→ **Direction**
Please give the entries again in full and exactly, without any picture.
::::
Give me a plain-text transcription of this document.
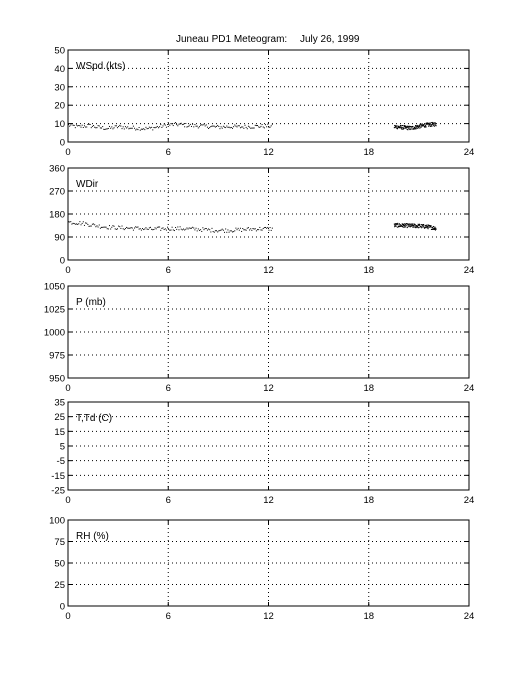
Juneau PD1 Meteogram: July 26, 1999
0	6	12	18	24
0
10
20
30
40
50
WSpd (kts)
0	6	12	18	24
0
90
180
270
360
WDir
0	6	12	18	24
950
975
1000
1025
1050
P (mb)
0	6	12	18	24
-25
-15
-5
5
15
25
35
T,Td (C)
0	6	12	18	24
0
25
50
75
100
RH (%)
::::
→ **Answer to this task**
Give me a plain-text transcription of this document.
Juneau PD1 Meteogram: July 26, 1999
0	6	12	18	24
0
10
20
30
40
50
WSpd (kts)
0	6	12	18	24
0
90
180
270
360
WDir
0	6	12	18	24
950
975
1000
1025
1050
P (mb)
0	6	12	18	24
-25
-15
-5
5
15
25
35
T,Td (C)
0	6	12	18	24
0
25
50
75
100
RH (%)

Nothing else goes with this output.